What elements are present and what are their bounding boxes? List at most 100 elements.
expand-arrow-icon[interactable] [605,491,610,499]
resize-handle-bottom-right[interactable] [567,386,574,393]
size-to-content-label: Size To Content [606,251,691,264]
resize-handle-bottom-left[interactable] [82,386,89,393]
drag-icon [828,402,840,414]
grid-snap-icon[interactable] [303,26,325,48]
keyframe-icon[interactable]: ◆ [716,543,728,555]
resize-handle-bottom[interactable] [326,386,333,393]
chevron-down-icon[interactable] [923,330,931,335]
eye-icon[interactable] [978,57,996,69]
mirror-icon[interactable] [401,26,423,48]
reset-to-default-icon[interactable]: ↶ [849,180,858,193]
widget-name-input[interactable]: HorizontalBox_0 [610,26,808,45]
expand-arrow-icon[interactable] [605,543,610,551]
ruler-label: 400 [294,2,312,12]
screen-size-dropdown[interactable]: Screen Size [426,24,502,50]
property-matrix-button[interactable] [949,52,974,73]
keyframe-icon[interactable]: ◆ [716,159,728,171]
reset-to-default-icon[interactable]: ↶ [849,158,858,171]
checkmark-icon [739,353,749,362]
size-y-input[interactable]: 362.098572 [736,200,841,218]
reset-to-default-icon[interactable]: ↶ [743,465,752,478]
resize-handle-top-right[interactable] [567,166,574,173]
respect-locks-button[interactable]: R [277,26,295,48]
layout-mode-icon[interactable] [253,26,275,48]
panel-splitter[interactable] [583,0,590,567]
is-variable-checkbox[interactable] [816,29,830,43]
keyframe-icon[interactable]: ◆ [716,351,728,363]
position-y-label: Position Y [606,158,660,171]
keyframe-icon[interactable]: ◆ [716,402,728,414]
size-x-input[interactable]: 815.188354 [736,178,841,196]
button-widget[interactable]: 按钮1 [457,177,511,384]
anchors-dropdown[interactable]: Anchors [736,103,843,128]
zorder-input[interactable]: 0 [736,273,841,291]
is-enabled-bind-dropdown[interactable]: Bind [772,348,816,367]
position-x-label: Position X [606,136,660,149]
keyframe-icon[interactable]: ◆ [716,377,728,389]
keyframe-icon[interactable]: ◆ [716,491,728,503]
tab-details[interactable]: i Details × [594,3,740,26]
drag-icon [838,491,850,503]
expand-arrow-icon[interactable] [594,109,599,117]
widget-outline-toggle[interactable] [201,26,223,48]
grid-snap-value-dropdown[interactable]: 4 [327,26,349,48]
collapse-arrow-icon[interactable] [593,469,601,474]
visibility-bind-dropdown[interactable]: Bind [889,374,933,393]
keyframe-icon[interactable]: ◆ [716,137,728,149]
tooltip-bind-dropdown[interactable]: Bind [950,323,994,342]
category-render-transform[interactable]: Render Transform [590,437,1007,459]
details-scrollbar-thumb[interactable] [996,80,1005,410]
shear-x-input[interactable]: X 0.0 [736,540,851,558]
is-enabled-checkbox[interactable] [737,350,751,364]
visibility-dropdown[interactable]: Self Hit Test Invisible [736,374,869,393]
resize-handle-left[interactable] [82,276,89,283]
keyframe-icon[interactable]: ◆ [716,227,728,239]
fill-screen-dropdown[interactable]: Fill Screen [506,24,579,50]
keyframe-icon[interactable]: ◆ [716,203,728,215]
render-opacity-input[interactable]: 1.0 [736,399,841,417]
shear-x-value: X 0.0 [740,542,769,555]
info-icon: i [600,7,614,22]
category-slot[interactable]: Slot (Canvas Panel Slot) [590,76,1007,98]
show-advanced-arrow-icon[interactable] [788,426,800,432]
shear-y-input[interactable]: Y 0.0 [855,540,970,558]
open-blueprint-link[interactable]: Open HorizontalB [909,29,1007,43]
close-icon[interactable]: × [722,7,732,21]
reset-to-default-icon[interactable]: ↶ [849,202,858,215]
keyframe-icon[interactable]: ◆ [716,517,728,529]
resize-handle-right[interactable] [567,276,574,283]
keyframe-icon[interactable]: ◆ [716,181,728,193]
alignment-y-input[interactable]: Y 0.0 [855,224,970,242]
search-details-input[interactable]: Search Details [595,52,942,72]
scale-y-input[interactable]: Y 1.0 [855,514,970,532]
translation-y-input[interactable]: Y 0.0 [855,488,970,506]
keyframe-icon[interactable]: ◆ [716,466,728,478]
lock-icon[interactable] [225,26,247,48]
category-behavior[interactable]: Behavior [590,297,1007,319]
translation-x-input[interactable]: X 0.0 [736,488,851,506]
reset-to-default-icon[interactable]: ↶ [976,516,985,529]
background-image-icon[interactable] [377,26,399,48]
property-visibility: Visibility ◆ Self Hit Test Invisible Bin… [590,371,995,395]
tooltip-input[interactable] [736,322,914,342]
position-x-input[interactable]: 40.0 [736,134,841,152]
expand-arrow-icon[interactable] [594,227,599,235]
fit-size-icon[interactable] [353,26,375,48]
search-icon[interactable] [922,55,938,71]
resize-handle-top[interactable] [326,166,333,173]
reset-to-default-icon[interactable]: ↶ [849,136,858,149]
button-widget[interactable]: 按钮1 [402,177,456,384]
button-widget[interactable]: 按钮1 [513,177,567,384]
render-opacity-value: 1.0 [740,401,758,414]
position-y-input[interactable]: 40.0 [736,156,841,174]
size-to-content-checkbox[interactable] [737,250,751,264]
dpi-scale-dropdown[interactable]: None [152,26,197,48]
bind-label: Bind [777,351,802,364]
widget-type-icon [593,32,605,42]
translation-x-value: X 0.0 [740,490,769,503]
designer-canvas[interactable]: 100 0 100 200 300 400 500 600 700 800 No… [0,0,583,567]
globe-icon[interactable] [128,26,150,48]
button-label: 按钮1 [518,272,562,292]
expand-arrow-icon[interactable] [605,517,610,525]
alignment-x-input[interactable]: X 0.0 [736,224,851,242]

What the exercise asks:
Please reproduce the data above line for line, without changing anything.

Full solution:
What elements are present and what are their bounding boxes? List at most 100 elements.
expand-arrow-icon[interactable] [605,491,610,499]
resize-handle-bottom-right[interactable] [567,386,574,393]
size-to-content-label: Size To Content [606,251,691,264]
resize-handle-bottom-left[interactable] [82,386,89,393]
drag-icon [828,402,840,414]
grid-snap-icon[interactable] [303,26,325,48]
keyframe-icon[interactable]: ◆ [716,543,728,555]
resize-handle-bottom[interactable] [326,386,333,393]
chevron-down-icon[interactable] [923,330,931,335]
eye-icon[interactable] [978,57,996,69]
mirror-icon[interactable] [401,26,423,48]
reset-to-default-icon[interactable]: ↶ [849,180,858,193]
widget-name-input[interactable]: HorizontalBox_0 [610,26,808,45]
expand-arrow-icon[interactable] [605,543,610,551]
ruler-label: 400 [294,2,312,12]
screen-size-dropdown[interactable]: Screen Size [426,24,502,50]
property-matrix-button[interactable] [949,52,974,73]
keyframe-icon[interactable]: ◆ [716,159,728,171]
reset-to-default-icon[interactable]: ↶ [849,158,858,171]
checkmark-icon [739,353,749,362]
size-y-input[interactable]: 362.098572 [736,200,841,218]
reset-to-default-icon[interactable]: ↶ [743,465,752,478]
resize-handle-top-right[interactable] [567,166,574,173]
respect-locks-button[interactable]: R [277,26,295,48]
layout-mode-icon[interactable] [253,26,275,48]
panel-splitter[interactable] [583,0,590,567]
is-variable-checkbox[interactable] [816,29,830,43]
keyframe-icon[interactable]: ◆ [716,351,728,363]
position-y-label: Position Y [606,158,660,171]
keyframe-icon[interactable]: ◆ [716,402,728,414]
size-x-input[interactable]: 815.188354 [736,178,841,196]
button-widget[interactable]: 按钮1 [457,177,511,384]
anchors-dropdown[interactable]: Anchors [736,103,843,128]
zorder-input[interactable]: 0 [736,273,841,291]
is-enabled-bind-dropdown[interactable]: Bind [772,348,816,367]
position-x-label: Position X [606,136,660,149]
keyframe-icon[interactable]: ◆ [716,377,728,389]
keyframe-icon[interactable]: ◆ [716,491,728,503]
tab-details[interactable]: i Details × [594,3,740,26]
drag-icon [838,491,850,503]
expand-arrow-icon[interactable] [594,109,599,117]
widget-outline-toggle[interactable] [201,26,223,48]
grid-snap-value-dropdown[interactable]: 4 [327,26,349,48]
collapse-arrow-icon[interactable] [593,469,601,474]
visibility-bind-dropdown[interactable]: Bind [889,374,933,393]
keyframe-icon[interactable]: ◆ [716,137,728,149]
tooltip-bind-dropdown[interactable]: Bind [950,323,994,342]
category-render-transform[interactable]: Render Transform [590,437,1007,459]
details-scrollbar-thumb[interactable] [996,80,1005,410]
shear-x-input[interactable]: X 0.0 [736,540,851,558]
is-enabled-checkbox[interactable] [737,350,751,364]
visibility-dropdown[interactable]: Self Hit Test Invisible [736,374,869,393]
resize-handle-left[interactable] [82,276,89,283]
keyframe-icon[interactable]: ◆ [716,227,728,239]
fill-screen-dropdown[interactable]: Fill Screen [506,24,579,50]
keyframe-icon[interactable]: ◆ [716,203,728,215]
render-opacity-input[interactable]: 1.0 [736,399,841,417]
shear-x-value: X 0.0 [740,542,769,555]
info-icon: i [600,7,614,22]
category-slot[interactable]: Slot (Canvas Panel Slot) [590,76,1007,98]
show-advanced-arrow-icon[interactable] [788,426,800,432]
shear-y-input[interactable]: Y 0.0 [855,540,970,558]
open-blueprint-link[interactable]: Open HorizontalB [909,29,1007,43]
close-icon[interactable]: × [722,7,732,21]
reset-to-default-icon[interactable]: ↶ [849,202,858,215]
keyframe-icon[interactable]: ◆ [716,517,728,529]
resize-handle-right[interactable] [567,276,574,283]
keyframe-icon[interactable]: ◆ [716,181,728,193]
alignment-y-input[interactable]: Y 0.0 [855,224,970,242]
search-details-input[interactable]: Search Details [595,52,942,72]
scale-y-input[interactable]: Y 1.0 [855,514,970,532]
translation-y-input[interactable]: Y 0.0 [855,488,970,506]
keyframe-icon[interactable]: ◆ [716,466,728,478]
lock-icon[interactable] [225,26,247,48]
category-behavior[interactable]: Behavior [590,297,1007,319]
translation-x-input[interactable]: X 0.0 [736,488,851,506]
reset-to-default-icon[interactable]: ↶ [976,516,985,529]
background-image-icon[interactable] [377,26,399,48]
property-visibility: Visibility ◆ Self Hit Test Invisible Bin… [590,371,995,395]
tooltip-input[interactable] [736,322,914,342]
position-x-input[interactable]: 40.0 [736,134,841,152]
expand-arrow-icon[interactable] [594,227,599,235]
fit-size-icon[interactable] [353,26,375,48]
search-icon[interactable] [922,55,938,71]
resize-handle-top[interactable] [326,166,333,173]
reset-to-default-icon[interactable]: ↶ [849,136,858,149]
button-widget[interactable]: 按钮1 [402,177,456,384]
button-widget[interactable]: 按钮1 [513,177,567,384]
render-opacity-value: 1.0 [740,401,758,414]
position-y-input[interactable]: 40.0 [736,156,841,174]
size-to-content-checkbox[interactable] [737,250,751,264]
dpi-scale-dropdown[interactable]: None [152,26,197,48]
bind-label: Bind [777,351,802,364]
widget-type-icon [593,32,605,42]
translation-x-value: X 0.0 [740,490,769,503]
designer-canvas[interactable]: 100 0 100 200 300 400 500 600 700 800 No… [0,0,583,567]
globe-icon[interactable] [128,26,150,48]
button-label: 按钮1 [518,272,562,292]
expand-arrow-icon[interactable] [605,517,610,525]
alignment-x-input[interactable]: X 0.0 [736,224,851,242]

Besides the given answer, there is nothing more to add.